— WRITTEN TASK —
Your task is to quote the material that follows, in full and exactly.

Dataset items

"""

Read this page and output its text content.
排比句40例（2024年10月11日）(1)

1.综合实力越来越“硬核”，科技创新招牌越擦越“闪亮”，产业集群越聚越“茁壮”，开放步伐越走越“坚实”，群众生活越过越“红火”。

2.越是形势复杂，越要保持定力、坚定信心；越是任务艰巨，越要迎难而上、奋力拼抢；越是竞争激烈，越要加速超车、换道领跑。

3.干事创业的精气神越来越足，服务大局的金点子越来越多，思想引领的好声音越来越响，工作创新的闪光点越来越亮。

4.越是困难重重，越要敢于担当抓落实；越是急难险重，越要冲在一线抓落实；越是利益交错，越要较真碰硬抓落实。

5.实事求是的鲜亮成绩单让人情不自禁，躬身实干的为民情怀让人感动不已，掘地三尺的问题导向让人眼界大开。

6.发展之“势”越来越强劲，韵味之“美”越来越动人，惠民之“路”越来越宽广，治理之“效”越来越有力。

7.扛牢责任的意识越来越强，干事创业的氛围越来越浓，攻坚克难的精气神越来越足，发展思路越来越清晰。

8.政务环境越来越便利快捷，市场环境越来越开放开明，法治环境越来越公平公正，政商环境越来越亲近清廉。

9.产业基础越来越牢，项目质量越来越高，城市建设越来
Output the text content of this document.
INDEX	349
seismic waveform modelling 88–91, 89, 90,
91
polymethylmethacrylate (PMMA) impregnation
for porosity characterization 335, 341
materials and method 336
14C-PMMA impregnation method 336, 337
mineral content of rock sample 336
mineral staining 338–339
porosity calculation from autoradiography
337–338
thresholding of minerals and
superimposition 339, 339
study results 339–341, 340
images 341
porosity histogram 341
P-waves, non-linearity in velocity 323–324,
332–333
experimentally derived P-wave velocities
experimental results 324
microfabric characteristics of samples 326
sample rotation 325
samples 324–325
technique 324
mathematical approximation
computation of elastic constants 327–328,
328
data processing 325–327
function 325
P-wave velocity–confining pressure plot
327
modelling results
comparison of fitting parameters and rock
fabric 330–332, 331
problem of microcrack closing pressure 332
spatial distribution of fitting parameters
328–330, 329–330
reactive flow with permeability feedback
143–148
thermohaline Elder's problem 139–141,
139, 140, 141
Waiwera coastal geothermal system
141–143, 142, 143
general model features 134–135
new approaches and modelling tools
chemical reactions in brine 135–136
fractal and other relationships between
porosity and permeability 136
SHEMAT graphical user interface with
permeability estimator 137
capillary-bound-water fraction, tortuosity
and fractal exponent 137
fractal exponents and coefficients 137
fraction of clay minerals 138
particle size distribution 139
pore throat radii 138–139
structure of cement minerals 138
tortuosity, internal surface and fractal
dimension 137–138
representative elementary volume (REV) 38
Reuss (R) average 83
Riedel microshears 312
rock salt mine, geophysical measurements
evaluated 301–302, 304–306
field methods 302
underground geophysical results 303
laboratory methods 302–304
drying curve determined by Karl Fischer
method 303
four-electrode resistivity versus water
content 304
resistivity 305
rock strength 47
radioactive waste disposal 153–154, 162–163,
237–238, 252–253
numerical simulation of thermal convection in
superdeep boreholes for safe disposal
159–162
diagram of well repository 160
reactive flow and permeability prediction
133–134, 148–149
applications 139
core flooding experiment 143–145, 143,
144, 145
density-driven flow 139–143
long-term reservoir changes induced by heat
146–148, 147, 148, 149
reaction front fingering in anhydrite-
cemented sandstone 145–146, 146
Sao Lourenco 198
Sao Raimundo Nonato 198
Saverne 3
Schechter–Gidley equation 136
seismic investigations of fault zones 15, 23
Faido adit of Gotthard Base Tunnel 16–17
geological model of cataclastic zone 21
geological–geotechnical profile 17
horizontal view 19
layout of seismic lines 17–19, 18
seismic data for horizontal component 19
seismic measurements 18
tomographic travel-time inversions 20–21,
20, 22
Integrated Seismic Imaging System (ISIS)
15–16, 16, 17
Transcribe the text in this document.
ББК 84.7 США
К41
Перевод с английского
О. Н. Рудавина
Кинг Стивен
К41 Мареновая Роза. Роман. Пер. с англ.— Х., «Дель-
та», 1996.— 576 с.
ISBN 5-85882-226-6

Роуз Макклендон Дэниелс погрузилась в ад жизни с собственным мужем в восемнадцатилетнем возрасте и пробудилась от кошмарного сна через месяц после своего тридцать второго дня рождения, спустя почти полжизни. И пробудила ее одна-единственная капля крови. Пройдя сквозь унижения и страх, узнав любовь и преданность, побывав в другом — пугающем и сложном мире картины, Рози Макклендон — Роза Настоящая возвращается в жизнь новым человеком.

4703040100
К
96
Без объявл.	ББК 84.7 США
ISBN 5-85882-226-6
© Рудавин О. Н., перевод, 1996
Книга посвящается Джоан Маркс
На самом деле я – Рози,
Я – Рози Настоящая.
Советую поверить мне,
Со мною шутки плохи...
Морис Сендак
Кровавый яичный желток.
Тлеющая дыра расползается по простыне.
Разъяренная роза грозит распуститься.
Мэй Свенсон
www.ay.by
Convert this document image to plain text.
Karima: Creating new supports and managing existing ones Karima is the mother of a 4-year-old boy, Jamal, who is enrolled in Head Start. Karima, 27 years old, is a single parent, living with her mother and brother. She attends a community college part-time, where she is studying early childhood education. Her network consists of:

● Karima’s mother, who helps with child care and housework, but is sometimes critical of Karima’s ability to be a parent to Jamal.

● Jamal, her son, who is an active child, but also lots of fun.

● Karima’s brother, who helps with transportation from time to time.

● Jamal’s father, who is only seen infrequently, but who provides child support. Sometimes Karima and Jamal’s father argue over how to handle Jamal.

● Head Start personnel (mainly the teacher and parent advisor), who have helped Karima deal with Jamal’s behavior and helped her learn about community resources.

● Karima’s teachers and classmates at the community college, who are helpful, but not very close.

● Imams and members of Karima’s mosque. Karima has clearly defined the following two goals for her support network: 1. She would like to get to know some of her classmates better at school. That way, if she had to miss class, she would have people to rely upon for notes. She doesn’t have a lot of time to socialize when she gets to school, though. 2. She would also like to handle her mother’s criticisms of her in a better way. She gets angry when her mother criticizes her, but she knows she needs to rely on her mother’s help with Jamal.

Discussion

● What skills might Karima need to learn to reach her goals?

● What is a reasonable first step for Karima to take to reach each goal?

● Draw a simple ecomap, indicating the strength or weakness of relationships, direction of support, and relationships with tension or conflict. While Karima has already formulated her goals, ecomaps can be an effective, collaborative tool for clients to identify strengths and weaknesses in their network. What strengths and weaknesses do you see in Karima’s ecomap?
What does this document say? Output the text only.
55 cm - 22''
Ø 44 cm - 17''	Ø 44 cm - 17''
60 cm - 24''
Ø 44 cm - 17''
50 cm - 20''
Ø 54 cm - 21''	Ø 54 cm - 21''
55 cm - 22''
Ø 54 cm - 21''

"""

— RESULT OF THIS TASK —
Read this page and output its text content.
排比句40例（2024年10月11日）(1)

1.综合实力越来越“硬核”，科技创新招牌越擦越“闪亮”，产业集群越聚越“茁壮”，开放步伐越走越“坚实”，群众生活越过越“红火”。

2.越是形势复杂，越要保持定力、坚定信心；越是任务艰巨，越要迎难而上、奋力拼抢；越是竞争激烈，越要加速超车、换道领跑。

3.干事创业的精气神越来越足，服务大局的金点子越来越多，思想引领的好声音越来越响，工作创新的闪光点越来越亮。

4.越是困难重重，越要敢于担当抓落实；越是急难险重，越要冲在一线抓落实；越是利益交错，越要较真碰硬抓落实。

5.实事求是的鲜亮成绩单让人情不自禁，躬身实干的为民情怀让人感动不已，掘地三尺的问题导向让人眼界大开。

6.发展之“势”越来越强劲，韵味之“美”越来越动人，惠民之“路”越来越宽广，治理之“效”越来越有力。

7.扛牢责任的意识越来越强，干事创业的氛围越来越浓，攻坚克难的精气神越来越足，发展思路越来越清晰。

8.政务环境越来越便利快捷，市场环境越来越开放开明，法治环境越来越公平公正，政商环境越来越亲近清廉。

9.产业基础越来越牢，项目质量越来越高，城市建设越来
Output the text content of this document.
INDEX	349
seismic waveform modelling 88–91, 89, 90,
91
polymethylmethacrylate (PMMA) impregnation
for porosity characterization 335, 341
materials and method 336
14C-PMMA impregnation method 336, 337
mineral content of rock sample 336
mineral staining 338–339
porosity calculation from autoradiography
337–338
thresholding of minerals and
superimposition 339, 339
study results 339–341, 340
images 341
porosity histogram 341
P-waves, non-linearity in velocity 323–324,
332–333
experimentally derived P-wave velocities
experimental results 324
microfabric characteristics of samples 326
sample rotation 325
samples 324–325
technique 324
mathematical approximation
computation of elastic constants 327–328,
328
data processing 325–327
function 325
P-wave velocity–confining pressure plot
327
modelling results
comparison of fitting parameters and rock
fabric 330–332, 331
problem of microcrack closing pressure 332
spatial distribution of fitting parameters
328–330, 329–330
reactive flow with permeability feedback
143–148
thermohaline Elder's problem 139–141,
139, 140, 141
Waiwera coastal geothermal system
141–143, 142, 143
general model features 134–135
new approaches and modelling tools
chemical reactions in brine 135–136
fractal and other relationships between
porosity and permeability 136
SHEMAT graphical user interface with
permeability estimator 137
capillary-bound-water fraction, tortuosity
and fractal exponent 137
fractal exponents and coefficients 137
fraction of clay minerals 138
particle size distribution 139
pore throat radii 138–139
structure of cement minerals 138
tortuosity, internal surface and fractal
dimension 137–138
representative elementary volume (REV) 38
Reuss (R) average 83
Riedel microshears 312
rock salt mine, geophysical measurements
evaluated 301–302, 304–306
field methods 302
underground geophysical results 303
laboratory methods 302–304
drying curve determined by Karl Fischer
method 303
four-electrode resistivity versus water
content 304
resistivity 305
rock strength 47
radioactive waste disposal 153–154, 162–163,
237–238, 252–253
numerical simulation of thermal convection in
superdeep boreholes for safe disposal
159–162
diagram of well repository 160
reactive flow and permeability prediction
133–134, 148–149
applications 139
core flooding experiment 143–145, 143,
144, 145
density-driven flow 139–143
long-term reservoir changes induced by heat
146–148, 147, 148, 149
reaction front fingering in anhydrite-
cemented sandstone 145–146, 146
Sao Lourenco 198
Sao Raimundo Nonato 198
Saverne 3
Schechter–Gidley equation 136
seismic investigations of fault zones 15, 23
Faido adit of Gotthard Base Tunnel 16–17
geological model of cataclastic zone 21
geological–geotechnical profile 17
horizontal view 19
layout of seismic lines 17–19, 18
seismic data for horizontal component 19
seismic measurements 18
tomographic travel-time inversions 20–21,
20, 22
Integrated Seismic Imaging System (ISIS)
15–16, 16, 17
Transcribe the text in this document.
ББК 84.7 США
К41
Перевод с английского
О. Н. Рудавина
Кинг Стивен
К41 Мареновая Роза. Роман. Пер. с англ.— Х., «Дель-
та», 1996.— 576 с.
ISBN 5-85882-226-6

Роуз Макклендон Дэниелс погрузилась в ад жизни с собственным мужем в восемнадцатилетнем возрасте и пробудилась от кошмарного сна через месяц после своего тридцать второго дня рождения, спустя почти полжизни. И пробудила ее одна-единственная капля крови. Пройдя сквозь унижения и страх, узнав любовь и преданность, побывав в другом — пугающем и сложном мире картины, Рози Макклендон — Роза Настоящая возвращается в жизнь новым человеком.

4703040100
К
96
Без объявл.	ББК 84.7 США
ISBN 5-85882-226-6
© Рудавин О. Н., перевод, 1996
Книга посвящается Джоан Маркс
На самом деле я – Рози,
Я – Рози Настоящая.
Советую поверить мне,
Со мною шутки плохи...
Морис Сендак
Кровавый яичный желток.
Тлеющая дыра расползается по простыне.
Разъяренная роза грозит распуститься.
Мэй Свенсон
www.ay.by
Convert this document image to plain text.
Karima: Creating new supports and managing existing ones Karima is the mother of a 4-year-old boy, Jamal, who is enrolled in Head Start. Karima, 27 years old, is a single parent, living with her mother and brother. She attends a community college part-time, where she is studying early childhood education. Her network consists of:

● Karima’s mother, who helps with child care and housework, but is sometimes critical of Karima’s ability to be a parent to Jamal.

● Jamal, her son, who is an active child, but also lots of fun.

● Karima’s brother, who helps with transportation from time to time.

● Jamal’s father, who is only seen infrequently, but who provides child support. Sometimes Karima and Jamal’s father argue over how to handle Jamal.

● Head Start personnel (mainly the teacher and parent advisor), who have helped Karima deal with Jamal’s behavior and helped her learn about community resources.

● Karima’s teachers and classmates at the community college, who are helpful, but not very close.

● Imams and members of Karima’s mosque. Karima has clearly defined the following two goals for her support network: 1. She would like to get to know some of her classmates better at school. That way, if she had to miss class, she would have people to rely upon for notes. She doesn’t have a lot of time to socialize when she gets to school, though. 2. She would also like to handle her mother’s criticisms of her in a better way. She gets angry when her mother criticizes her, but she knows she needs to rely on her mother’s help with Jamal.

Discussion

● What skills might Karima need to learn to reach her goals?

● What is a reasonable first step for Karima to take to reach each goal?

● Draw a simple ecomap, indicating the strength or weakness of relationships, direction of support, and relationships with tension or conflict. While Karima has already formulated her goals, ecomaps can be an effective, collaborative tool for clients to identify strengths and weaknesses in their network. What strengths and weaknesses do you see in Karima’s ecomap?
What does this document say? Output the text only.
55 cm - 22''
Ø 44 cm - 17''	Ø 44 cm - 17''
60 cm - 24''
Ø 44 cm - 17''
50 cm - 20''
Ø 54 cm - 21''	Ø 54 cm - 21''
55 cm - 22''
Ø 54 cm - 21''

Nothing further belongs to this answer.